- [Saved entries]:
━━━━━━
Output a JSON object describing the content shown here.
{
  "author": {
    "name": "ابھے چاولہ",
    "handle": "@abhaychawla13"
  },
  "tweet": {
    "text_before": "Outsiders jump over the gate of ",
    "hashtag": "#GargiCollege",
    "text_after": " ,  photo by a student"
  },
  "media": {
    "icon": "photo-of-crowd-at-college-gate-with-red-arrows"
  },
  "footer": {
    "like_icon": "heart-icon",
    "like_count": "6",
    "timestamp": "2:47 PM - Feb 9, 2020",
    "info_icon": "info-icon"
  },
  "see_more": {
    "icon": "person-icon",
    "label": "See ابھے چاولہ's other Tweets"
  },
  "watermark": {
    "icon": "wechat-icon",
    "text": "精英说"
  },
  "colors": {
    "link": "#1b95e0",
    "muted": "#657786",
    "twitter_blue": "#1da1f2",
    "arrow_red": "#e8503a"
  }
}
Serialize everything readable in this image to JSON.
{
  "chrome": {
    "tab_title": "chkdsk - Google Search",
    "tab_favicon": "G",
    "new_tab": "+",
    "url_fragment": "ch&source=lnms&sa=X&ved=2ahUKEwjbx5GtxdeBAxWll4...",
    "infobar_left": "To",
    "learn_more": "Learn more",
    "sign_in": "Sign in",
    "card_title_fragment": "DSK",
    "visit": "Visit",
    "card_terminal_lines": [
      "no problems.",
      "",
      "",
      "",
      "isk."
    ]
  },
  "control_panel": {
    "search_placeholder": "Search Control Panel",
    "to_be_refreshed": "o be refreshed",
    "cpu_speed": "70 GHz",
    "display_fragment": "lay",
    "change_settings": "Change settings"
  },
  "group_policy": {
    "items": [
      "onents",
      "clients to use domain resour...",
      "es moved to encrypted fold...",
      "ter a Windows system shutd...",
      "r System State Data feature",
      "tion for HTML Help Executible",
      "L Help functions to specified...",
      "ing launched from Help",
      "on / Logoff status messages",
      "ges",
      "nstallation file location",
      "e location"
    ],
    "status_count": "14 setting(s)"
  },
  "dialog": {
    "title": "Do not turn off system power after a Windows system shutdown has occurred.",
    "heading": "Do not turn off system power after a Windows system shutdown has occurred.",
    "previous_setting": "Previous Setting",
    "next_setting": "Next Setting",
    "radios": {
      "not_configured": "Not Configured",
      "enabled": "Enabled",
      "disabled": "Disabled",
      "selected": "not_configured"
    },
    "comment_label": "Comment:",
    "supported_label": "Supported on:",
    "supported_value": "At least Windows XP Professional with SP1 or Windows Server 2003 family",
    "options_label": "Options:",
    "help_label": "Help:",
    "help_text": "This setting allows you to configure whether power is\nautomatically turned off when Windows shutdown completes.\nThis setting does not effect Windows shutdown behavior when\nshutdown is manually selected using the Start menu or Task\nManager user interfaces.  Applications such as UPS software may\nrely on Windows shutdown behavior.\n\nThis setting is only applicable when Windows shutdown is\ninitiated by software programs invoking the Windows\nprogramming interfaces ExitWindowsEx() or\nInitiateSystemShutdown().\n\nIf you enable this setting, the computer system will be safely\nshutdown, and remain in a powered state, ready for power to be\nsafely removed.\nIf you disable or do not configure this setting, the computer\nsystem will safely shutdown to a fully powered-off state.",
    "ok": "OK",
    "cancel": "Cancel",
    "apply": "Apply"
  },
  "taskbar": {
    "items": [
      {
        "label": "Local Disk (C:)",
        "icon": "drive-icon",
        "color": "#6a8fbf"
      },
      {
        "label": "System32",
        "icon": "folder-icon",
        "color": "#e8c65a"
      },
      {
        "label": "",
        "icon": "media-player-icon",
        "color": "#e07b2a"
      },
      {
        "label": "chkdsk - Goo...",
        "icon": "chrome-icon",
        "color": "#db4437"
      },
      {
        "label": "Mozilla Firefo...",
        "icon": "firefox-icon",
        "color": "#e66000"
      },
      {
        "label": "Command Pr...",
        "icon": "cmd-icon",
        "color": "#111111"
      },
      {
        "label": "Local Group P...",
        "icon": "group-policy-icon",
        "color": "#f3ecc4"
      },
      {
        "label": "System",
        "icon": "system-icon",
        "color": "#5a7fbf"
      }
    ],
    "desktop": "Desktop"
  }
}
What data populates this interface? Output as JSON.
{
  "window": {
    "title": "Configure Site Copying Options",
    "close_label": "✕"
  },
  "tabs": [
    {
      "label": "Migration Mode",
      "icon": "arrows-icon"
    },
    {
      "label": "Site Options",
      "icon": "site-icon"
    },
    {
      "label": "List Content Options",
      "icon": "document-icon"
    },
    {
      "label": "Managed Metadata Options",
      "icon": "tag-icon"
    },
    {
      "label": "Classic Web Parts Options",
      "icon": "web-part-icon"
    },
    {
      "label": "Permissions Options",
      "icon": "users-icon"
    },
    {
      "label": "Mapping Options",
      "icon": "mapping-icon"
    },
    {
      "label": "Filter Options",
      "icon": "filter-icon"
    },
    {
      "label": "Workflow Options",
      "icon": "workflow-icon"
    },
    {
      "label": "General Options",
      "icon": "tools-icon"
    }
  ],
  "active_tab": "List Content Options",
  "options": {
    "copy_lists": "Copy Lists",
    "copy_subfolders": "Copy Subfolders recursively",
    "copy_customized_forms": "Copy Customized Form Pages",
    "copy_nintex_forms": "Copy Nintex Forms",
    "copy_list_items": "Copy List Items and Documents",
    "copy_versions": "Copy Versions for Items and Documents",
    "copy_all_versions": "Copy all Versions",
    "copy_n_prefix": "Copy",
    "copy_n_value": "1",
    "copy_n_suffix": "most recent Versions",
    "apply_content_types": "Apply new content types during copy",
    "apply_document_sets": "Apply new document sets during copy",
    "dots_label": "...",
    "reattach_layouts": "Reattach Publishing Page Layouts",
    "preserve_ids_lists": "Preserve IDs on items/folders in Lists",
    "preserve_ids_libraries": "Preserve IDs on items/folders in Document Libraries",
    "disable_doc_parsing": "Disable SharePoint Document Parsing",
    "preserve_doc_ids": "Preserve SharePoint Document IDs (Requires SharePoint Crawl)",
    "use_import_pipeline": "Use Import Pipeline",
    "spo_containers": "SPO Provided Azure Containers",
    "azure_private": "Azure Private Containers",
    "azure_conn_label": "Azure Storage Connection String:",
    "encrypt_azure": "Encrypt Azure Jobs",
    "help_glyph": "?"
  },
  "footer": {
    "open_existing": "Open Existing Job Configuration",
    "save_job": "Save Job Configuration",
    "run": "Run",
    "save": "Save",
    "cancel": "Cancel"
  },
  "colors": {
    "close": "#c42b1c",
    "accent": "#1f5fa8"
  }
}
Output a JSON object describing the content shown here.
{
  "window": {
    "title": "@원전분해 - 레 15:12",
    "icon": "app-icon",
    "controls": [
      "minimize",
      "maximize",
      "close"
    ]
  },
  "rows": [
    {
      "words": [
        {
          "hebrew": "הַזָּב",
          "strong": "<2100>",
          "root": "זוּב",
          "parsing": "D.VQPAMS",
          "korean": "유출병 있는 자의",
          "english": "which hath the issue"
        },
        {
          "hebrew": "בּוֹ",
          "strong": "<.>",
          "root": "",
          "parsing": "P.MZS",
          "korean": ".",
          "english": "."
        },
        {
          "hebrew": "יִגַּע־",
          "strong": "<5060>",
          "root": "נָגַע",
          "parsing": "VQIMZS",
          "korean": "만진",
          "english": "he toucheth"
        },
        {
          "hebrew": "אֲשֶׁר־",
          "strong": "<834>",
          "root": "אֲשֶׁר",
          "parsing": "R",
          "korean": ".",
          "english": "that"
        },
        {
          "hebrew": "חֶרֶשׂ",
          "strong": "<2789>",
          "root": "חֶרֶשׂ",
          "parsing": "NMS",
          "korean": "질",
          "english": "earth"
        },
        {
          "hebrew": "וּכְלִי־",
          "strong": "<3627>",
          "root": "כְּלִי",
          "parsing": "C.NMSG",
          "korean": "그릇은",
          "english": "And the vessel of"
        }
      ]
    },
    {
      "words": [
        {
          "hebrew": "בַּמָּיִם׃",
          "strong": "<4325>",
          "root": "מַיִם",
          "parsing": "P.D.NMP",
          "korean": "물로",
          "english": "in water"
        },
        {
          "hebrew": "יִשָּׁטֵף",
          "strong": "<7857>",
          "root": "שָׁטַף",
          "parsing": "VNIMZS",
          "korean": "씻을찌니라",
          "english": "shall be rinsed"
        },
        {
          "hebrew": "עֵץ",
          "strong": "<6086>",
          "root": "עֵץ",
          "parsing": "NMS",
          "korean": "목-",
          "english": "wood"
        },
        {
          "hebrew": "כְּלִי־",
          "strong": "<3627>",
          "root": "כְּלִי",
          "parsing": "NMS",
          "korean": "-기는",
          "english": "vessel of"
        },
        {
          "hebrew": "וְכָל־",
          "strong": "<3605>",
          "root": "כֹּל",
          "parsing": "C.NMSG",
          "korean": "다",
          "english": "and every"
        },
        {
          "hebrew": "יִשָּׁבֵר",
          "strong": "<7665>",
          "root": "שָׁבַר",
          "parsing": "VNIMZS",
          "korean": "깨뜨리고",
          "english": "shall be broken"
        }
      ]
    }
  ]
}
━━━━━━
- [Exercise aim]:
Pick out every line of the listing containing the word "Local", and show those lines.

- [Reply to the task]:
        "label": "Local Disk (C:)",
        "label": "Local Group P...",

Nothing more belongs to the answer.